Data extract:
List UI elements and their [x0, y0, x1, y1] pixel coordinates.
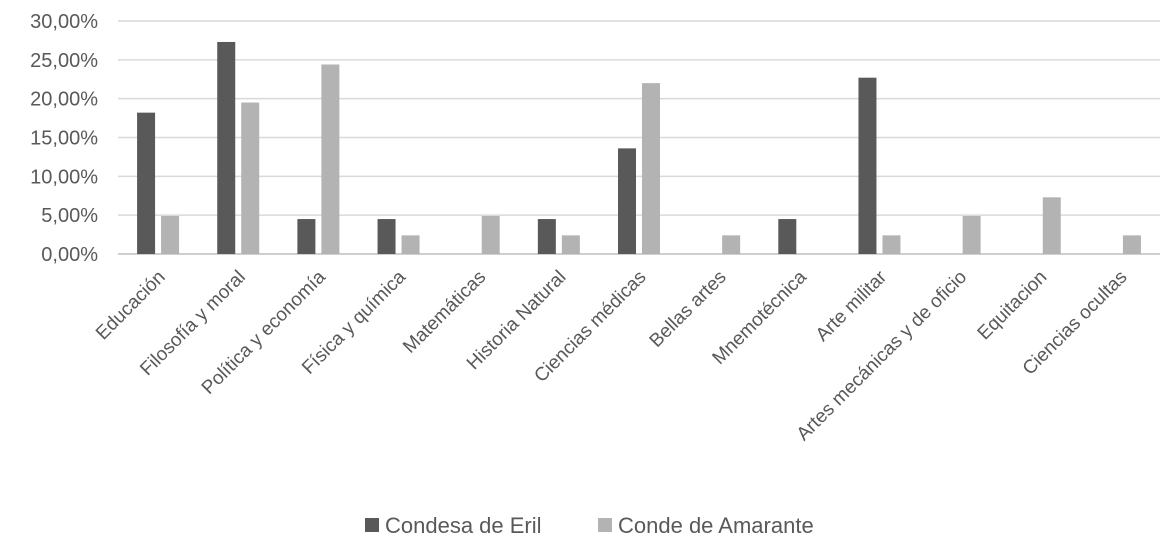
category-label: Matemáticas: [399, 267, 490, 358]
bar-conde-de-amarante: [321, 64, 340, 254]
category-label: Equitacion: [974, 267, 1052, 345]
bar-conde-de-amarante: [161, 215, 180, 254]
bar-conde-de-amarante: [401, 235, 420, 254]
bar-condesa-de-eril: [618, 148, 636, 254]
legend-label: Condesa de Eril: [385, 513, 542, 538]
bar-conde-de-amarante: [1042, 197, 1061, 254]
bar-condesa-de-eril: [778, 219, 797, 254]
category-label: Bellas artes: [646, 267, 731, 352]
legend-label: Conde de Amarante: [618, 513, 814, 538]
bar-condesa-de-eril: [377, 219, 396, 254]
bar-conde-de-amarante: [481, 215, 500, 254]
y-tick-label: 20,00%: [30, 89, 98, 111]
y-tick-label: 30,00%: [30, 11, 98, 33]
y-tick-label: 5,00%: [41, 205, 98, 227]
bar-condesa-de-eril: [858, 77, 877, 255]
bar-conde-de-amarante: [722, 235, 741, 254]
category-label: Educación: [92, 267, 170, 345]
y-tick-label: 25,00%: [30, 50, 98, 72]
legend: Condesa de Eril Conde de Amarante: [365, 513, 814, 538]
y-tick-label: 10,00%: [30, 166, 98, 188]
legend-swatch: [365, 518, 379, 532]
gridlines: [118, 20, 1160, 255]
category-label: Artes mecánicas y de oficio: [793, 267, 971, 445]
bar-conde-de-amarante: [1122, 235, 1141, 254]
bar-conde-de-amarante: [882, 235, 901, 254]
bar-conde-de-amarante: [642, 83, 660, 254]
bar-conde-de-amarante: [241, 102, 260, 254]
bar-conde-de-amarante: [962, 215, 981, 254]
bar-conde-de-amarante: [561, 235, 580, 254]
legend-swatch: [598, 518, 612, 532]
bar-condesa-de-eril: [217, 41, 236, 254]
y-axis-tick-labels: 0,00% 5,00% 10,00% 15,00% 20,00% 25,00% 30,00%: [30, 11, 98, 266]
bar-condesa-de-eril: [537, 219, 556, 254]
bar-condesa-de-eril: [137, 112, 156, 254]
bar-condesa-de-eril: [297, 219, 316, 254]
y-tick-label: 15,00%: [30, 128, 98, 150]
bars: [137, 41, 1141, 255]
y-tick-label: 0,00%: [41, 244, 98, 266]
category-label: Arte militar: [812, 266, 892, 346]
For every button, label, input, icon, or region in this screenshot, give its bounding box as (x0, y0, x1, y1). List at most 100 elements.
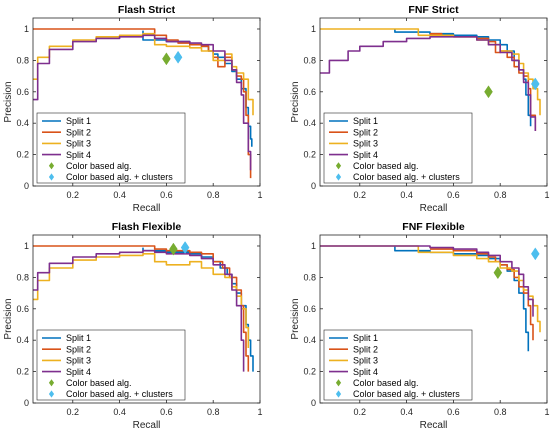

Problem to solve: Lay out every line of the entries as a Markdown table with the columns Nr and Line, numbering the rows and leaving out blank lines. Omit the pictures.

Finished task:
| Nr | Line |
|---|---|
| 1 | List UI elements and their [x0, y0, x1, y1] pixel coordinates. |
| 2 | category-label: Matemáticas: [399, 267, 490, 358] |
| 3 | bar-conde-de-amarante: [321, 64, 340, 254] |
| 4 | category-label: Equitacion: [974, 267, 1052, 345] |
| 5 | bar-conde-de-amarante: [161, 215, 180, 254] |
| 6 | bar-conde-de-amarante: [401, 235, 420, 254] |
| 7 | bar-condesa-de-eril: [618, 148, 636, 254] |
| 8 | legend-label: Condesa de Eril: [385, 513, 542, 538] |
| 9 | bar-conde-de-amarante: [1042, 197, 1061, 254] |
| 10 | bar-condesa-de-eril: [778, 219, 797, 254] |
| 11 | category-label: Bellas artes: [646, 267, 731, 352] |
| 12 | legend-label: Conde de Amarante: [618, 513, 814, 538] |
| 13 | bar-condesa-de-eril: [377, 219, 396, 254] |
| 14 | bar-conde-de-amarante: [481, 215, 500, 254] |
| 15 | y-tick-label: 20,00%: [30, 89, 98, 111] |
| 16 | y-tick-label: 30,00%: [30, 11, 98, 33] |
| 17 | y-tick-label: 5,00%: [41, 205, 98, 227] |
| 18 | bar-condesa-de-eril: [858, 77, 877, 255] |
| 19 | bar-conde-de-amarante: [722, 235, 741, 254] |
| 20 | category-label: Educación: [92, 267, 170, 345] |
| 21 | y-tick-label: 25,00%: [30, 50, 98, 72] |
| 22 | legend: Condesa de Eril Conde de Amarante: [365, 513, 814, 538] |
| 23 | y-tick-label: 10,00%: [30, 166, 98, 188] |
| 24 | legend-swatch: [365, 518, 379, 532] |
| 25 | gridlines: [118, 20, 1160, 255] |
| 26 | category-label: Artes mecánicas y de oficio: [793, 267, 971, 445] |
| 27 | bar-conde-de-amarante: [1122, 235, 1141, 254] |
| 28 | bar-conde-de-amarante: [882, 235, 901, 254] |
| 29 | bar-conde-de-amarante: [642, 83, 660, 254] |
| 30 | bar-conde-de-amarante: [241, 102, 260, 254] |
| 31 | bar-conde-de-amarante: [962, 215, 981, 254] |
| 32 | bar-conde-de-amarante: [561, 235, 580, 254] |
| 33 | legend-swatch: [598, 518, 612, 532] |
| 34 | bar-condesa-de-eril: [217, 41, 236, 254] |
| 35 | y-axis-tick-labels: 0,00% 5,00% 10,00% 15,00% 20,00% 25,00% 30,00%: [30, 11, 98, 266] |
| 36 | bar-condesa-de-eril: [537, 219, 556, 254] |
| 37 | bar-condesa-de-eril: [137, 112, 156, 254] |
| 38 | bar-condesa-de-eril: [297, 219, 316, 254] |
| 39 | y-tick-label: 15,00%: [30, 128, 98, 150] |
| 40 | bars: [137, 41, 1141, 255] |
| 41 | y-tick-label: 0,00%: [41, 244, 98, 266] |
| 42 | category-label: Arte militar: [812, 266, 892, 346] |
| 43 | For every button, label, input, icon, or region in this screenshot, give its bounding box as (x0, y0, x1, y1). List at most 100 elements. |